══ RECORDS FOR THE TASK
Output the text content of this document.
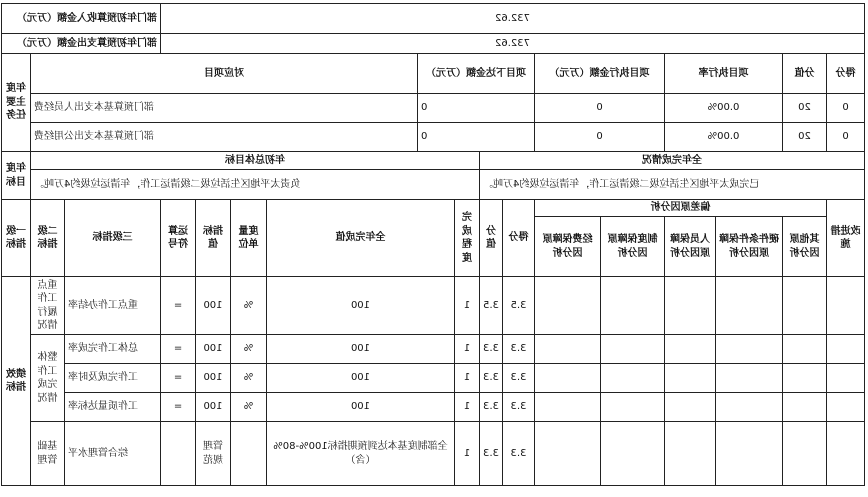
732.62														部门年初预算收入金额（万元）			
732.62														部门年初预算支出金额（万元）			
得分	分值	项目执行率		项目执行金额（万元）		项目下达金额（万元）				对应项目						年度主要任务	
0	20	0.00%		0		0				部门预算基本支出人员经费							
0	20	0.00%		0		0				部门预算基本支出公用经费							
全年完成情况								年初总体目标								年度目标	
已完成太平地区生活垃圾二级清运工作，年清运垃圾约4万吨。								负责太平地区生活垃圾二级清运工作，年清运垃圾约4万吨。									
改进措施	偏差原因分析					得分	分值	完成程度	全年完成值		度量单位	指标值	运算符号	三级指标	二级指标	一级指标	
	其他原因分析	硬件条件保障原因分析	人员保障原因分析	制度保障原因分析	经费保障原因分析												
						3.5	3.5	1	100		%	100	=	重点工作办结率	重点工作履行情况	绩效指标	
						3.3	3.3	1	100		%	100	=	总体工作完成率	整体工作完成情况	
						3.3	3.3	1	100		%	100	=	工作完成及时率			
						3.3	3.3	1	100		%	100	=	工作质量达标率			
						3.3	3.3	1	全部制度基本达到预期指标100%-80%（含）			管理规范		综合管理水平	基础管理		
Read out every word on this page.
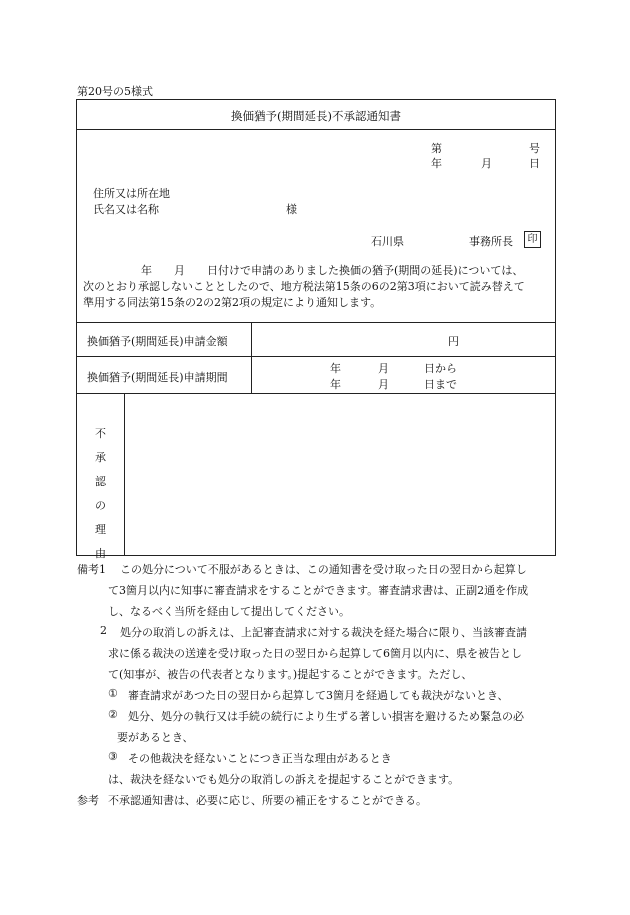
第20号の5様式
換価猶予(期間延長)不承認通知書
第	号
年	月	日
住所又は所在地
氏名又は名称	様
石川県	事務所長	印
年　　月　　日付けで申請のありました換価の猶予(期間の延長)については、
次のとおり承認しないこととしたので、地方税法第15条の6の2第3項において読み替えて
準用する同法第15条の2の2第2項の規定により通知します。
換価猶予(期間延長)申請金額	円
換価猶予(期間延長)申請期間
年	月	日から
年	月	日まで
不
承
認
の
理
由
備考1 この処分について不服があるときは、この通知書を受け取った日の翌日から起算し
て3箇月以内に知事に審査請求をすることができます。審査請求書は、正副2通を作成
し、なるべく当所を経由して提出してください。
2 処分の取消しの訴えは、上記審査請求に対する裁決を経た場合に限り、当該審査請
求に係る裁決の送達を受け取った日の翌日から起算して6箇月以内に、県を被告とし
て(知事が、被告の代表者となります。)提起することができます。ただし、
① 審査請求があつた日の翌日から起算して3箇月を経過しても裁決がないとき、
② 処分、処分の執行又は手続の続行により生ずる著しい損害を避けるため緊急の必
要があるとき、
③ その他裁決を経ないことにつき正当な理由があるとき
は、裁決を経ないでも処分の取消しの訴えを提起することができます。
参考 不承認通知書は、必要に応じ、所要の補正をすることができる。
════
* _YOUR INSTRUCTIONS_
Working from the lines above, reproduce the material exactly and exclude its pictures.

* _ANSWER IN FULL_
Output the text content of this document.
732.62														部门年初预算收入金额（万元）			
732.62														部门年初预算支出金额（万元）			
得分	分值	项目执行率		项目执行金额（万元）		项目下达金额（万元）				对应项目						年度主要任务	
0	20	0.00%		0		0				部门预算基本支出人员经费							
0	20	0.00%		0		0				部门预算基本支出公用经费							
全年完成情况								年初总体目标								年度目标	
已完成太平地区生活垃圾二级清运工作，年清运垃圾约4万吨。								负责太平地区生活垃圾二级清运工作，年清运垃圾约4万吨。									
改进措施	偏差原因分析					得分	分值	完成程度	全年完成值		度量单位	指标值	运算符号	三级指标	二级指标	一级指标	
	其他原因分析	硬件条件保障原因分析	人员保障原因分析	制度保障原因分析	经费保障原因分析												
						3.5	3.5	1	100		%	100	=	重点工作办结率	重点工作履行情况	绩效指标	
						3.3	3.3	1	100		%	100	=	总体工作完成率	整体工作完成情况	
						3.3	3.3	1	100		%	100	=	工作完成及时率			
						3.3	3.3	1	100		%	100	=	工作质量达标率			
						3.3	3.3	1	全部制度基本达到预期指标100%-80%（含）			管理规范		综合管理水平	基础管理		
Read out every word on this page.
第20号の5様式
換価猶予(期間延長)不承認通知書
第	号
年	月	日
住所又は所在地
氏名又は名称	様
石川県	事務所長	印
年　　月　　日付けで申請のありました換価の猶予(期間の延長)については、
次のとおり承認しないこととしたので、地方税法第15条の6の2第3項において読み替えて
準用する同法第15条の2の2第2項の規定により通知します。
換価猶予(期間延長)申請金額	円
換価猶予(期間延長)申請期間
年	月	日から
年	月	日まで
不
承
認
の
理
由
備考1 この処分について不服があるときは、この通知書を受け取った日の翌日から起算し
て3箇月以内に知事に審査請求をすることができます。審査請求書は、正副2通を作成
し、なるべく当所を経由して提出してください。
2 処分の取消しの訴えは、上記審査請求に対する裁決を経た場合に限り、当該審査請
求に係る裁決の送達を受け取った日の翌日から起算して6箇月以内に、県を被告とし
て(知事が、被告の代表者となります。)提起することができます。ただし、
① 審査請求があつた日の翌日から起算して3箇月を経過しても裁決がないとき、
② 処分、処分の執行又は手続の続行により生ずる著しい損害を避けるため緊急の必
要があるとき、
③ その他裁決を経ないことにつき正当な理由があるとき
は、裁決を経ないでも処分の取消しの訴えを提起することができます。
参考 不承認通知書は、必要に応じ、所要の補正をすることができる。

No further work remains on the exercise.